*Énoncé du problème*
D'après l'extrait sur l'arrêté relatif aux épreuves, entre quelles matières les candidats choisissent-ils désormais pour la nouvelle épreuve de cas pratique ?

Cet arrêté est venu détailler le programme des épreuves écrites d’admissibilité, désormais sur un sujet unique choisis au niveau national par une commission, et des épreuves orales d’admission. Il a, notamment, remplacé l’épreuve écrite de spécialité, pour laquelle il appartenait jusqu’alors aux candidats de choisir une matière dans une liste de onze matières, comportant notamment le droit fiscal des affaires, par une nouvelle épreuve de cas pratique pour laquelle les candidats ont à choisir une matière dans une liste qui, désormais, comporte seulement le droit civil, le droit des affaires, le droit social, le droit pénal, le droit administratif et le droit international et européen. Il supprime également, dans le cadre des épreuves orales d’admission, la seconde épreuve orale, pour laquelle les candidats avaient jusque-là le choix entre les mêmes onze matières que pour l’épreuve écrite.

*Données enregistrées*
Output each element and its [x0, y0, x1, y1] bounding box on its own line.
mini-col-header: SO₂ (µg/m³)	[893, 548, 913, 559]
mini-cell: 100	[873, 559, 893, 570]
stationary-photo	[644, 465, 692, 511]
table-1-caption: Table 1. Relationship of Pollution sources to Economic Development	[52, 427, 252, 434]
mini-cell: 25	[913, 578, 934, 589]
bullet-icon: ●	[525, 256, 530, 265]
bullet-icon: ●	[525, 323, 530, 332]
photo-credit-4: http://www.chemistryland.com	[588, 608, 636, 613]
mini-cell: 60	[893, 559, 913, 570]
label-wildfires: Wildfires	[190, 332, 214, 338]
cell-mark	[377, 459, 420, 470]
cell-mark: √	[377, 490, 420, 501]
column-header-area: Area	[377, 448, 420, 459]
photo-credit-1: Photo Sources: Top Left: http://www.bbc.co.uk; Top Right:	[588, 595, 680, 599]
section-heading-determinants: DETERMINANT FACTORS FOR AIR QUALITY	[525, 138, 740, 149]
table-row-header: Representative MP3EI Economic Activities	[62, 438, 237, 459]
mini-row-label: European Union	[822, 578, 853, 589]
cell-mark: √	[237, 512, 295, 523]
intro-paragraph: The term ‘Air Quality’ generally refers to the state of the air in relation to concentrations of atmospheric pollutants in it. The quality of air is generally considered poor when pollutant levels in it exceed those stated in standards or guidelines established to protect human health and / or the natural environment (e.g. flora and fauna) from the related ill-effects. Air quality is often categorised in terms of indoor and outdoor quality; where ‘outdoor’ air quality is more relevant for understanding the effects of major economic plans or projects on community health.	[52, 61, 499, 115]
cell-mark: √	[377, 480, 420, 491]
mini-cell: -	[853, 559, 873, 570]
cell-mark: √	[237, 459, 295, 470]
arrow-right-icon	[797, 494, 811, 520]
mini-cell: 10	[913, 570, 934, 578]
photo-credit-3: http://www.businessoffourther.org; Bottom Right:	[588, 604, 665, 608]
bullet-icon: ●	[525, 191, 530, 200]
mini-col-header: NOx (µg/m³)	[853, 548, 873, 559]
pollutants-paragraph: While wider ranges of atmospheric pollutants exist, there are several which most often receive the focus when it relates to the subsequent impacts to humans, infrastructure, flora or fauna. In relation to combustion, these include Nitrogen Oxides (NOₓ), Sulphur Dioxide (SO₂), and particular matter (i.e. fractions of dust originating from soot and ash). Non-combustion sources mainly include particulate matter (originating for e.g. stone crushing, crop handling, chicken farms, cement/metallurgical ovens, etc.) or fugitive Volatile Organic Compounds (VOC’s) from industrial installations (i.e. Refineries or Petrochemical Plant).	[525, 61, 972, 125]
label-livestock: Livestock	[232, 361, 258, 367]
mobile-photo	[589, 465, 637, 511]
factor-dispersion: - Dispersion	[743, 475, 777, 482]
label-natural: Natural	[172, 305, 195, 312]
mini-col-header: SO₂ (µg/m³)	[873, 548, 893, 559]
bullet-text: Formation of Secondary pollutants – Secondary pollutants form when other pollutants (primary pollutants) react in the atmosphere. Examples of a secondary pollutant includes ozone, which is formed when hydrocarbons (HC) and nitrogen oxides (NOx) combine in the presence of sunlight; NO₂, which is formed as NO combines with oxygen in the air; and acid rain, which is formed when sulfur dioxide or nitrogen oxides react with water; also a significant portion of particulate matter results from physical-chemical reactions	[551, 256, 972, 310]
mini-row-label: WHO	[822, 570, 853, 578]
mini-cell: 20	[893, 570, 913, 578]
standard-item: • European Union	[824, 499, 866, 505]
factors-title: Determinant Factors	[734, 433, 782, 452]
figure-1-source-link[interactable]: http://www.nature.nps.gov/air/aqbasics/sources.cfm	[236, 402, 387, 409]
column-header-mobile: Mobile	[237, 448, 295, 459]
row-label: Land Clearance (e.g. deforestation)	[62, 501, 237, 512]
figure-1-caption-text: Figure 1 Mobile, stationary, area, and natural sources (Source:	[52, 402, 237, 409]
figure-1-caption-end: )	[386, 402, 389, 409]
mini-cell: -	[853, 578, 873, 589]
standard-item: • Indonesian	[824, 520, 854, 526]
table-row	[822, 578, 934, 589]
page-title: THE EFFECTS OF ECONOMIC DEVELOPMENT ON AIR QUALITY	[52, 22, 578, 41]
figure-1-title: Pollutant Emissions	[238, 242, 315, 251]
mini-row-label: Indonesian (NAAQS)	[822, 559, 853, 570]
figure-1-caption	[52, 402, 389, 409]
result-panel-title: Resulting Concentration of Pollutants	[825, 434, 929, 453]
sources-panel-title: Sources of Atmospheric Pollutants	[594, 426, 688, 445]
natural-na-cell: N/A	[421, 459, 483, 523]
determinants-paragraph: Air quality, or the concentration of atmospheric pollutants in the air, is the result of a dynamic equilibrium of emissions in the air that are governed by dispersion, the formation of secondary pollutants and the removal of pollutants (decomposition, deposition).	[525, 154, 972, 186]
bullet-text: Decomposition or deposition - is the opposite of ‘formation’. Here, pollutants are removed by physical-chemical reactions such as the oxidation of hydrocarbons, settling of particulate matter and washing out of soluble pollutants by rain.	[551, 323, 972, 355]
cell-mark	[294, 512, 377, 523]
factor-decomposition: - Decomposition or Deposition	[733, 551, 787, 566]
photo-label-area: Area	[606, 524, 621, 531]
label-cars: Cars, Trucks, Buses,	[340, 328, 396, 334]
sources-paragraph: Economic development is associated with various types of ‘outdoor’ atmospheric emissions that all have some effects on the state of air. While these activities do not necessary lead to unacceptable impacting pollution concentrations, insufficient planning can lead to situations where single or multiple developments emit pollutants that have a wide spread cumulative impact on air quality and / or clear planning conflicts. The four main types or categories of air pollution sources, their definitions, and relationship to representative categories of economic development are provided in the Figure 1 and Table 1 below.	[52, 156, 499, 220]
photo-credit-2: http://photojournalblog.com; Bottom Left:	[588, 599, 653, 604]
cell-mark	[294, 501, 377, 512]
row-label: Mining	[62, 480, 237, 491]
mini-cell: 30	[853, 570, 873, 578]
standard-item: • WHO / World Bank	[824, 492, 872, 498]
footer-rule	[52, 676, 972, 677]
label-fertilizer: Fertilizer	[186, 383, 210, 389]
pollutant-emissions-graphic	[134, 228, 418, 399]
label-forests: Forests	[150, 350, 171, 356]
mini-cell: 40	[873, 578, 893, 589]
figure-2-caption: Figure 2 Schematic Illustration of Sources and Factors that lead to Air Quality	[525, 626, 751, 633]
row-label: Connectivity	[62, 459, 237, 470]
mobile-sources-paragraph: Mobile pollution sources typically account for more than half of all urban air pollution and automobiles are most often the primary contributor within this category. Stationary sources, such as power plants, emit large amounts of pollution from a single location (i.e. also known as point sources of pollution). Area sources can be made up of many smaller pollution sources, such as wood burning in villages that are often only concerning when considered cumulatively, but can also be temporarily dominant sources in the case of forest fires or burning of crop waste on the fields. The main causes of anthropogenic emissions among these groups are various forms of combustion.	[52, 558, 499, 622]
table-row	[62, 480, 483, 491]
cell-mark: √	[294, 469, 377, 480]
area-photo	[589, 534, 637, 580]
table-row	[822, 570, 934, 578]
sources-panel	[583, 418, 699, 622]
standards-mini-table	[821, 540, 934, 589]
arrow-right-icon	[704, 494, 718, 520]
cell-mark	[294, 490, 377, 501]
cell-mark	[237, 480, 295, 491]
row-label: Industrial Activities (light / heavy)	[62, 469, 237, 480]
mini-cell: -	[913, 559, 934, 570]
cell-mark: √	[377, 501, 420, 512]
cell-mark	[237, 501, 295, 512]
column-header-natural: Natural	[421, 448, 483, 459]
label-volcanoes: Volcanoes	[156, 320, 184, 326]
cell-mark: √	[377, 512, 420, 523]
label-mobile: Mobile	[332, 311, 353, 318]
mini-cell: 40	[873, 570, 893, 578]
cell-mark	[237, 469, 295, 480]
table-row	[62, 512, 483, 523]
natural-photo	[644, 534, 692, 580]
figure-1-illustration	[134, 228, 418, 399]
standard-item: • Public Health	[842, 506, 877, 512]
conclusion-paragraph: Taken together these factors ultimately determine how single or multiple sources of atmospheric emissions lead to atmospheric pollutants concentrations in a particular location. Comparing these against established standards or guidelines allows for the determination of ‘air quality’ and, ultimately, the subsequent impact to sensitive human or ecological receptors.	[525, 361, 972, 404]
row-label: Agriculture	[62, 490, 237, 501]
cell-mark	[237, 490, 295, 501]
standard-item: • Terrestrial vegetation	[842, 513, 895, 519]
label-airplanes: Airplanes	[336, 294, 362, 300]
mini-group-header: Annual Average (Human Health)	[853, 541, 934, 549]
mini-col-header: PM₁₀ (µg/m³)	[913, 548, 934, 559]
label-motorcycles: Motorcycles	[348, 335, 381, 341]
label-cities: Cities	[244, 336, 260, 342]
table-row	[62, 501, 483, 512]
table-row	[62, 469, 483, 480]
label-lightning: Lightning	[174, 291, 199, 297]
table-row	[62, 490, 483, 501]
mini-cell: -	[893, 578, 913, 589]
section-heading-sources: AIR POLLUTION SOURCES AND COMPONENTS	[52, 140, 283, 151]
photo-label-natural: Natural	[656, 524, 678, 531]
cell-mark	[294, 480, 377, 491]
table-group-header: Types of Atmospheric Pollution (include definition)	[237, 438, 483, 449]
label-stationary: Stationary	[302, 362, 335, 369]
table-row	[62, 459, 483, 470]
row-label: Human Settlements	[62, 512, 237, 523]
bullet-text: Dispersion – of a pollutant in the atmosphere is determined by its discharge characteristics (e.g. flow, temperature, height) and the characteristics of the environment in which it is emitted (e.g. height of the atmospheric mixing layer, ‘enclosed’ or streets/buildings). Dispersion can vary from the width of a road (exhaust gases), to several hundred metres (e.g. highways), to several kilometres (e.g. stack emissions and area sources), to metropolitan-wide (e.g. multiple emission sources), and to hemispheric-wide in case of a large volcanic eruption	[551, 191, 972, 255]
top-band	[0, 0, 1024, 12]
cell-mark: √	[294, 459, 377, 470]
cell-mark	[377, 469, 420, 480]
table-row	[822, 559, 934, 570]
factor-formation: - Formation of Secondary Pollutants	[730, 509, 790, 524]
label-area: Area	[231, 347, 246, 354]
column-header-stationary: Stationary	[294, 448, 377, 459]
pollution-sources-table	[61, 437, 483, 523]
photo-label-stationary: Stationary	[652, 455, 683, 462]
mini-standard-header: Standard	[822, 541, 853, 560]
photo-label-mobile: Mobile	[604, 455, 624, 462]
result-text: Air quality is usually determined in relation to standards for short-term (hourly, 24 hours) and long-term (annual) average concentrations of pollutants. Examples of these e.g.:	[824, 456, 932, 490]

*Réponse rédigée*
Le droit civil, le droit des affaires, le droit social, le droit pénal, le droit administratif et le droit international et européen.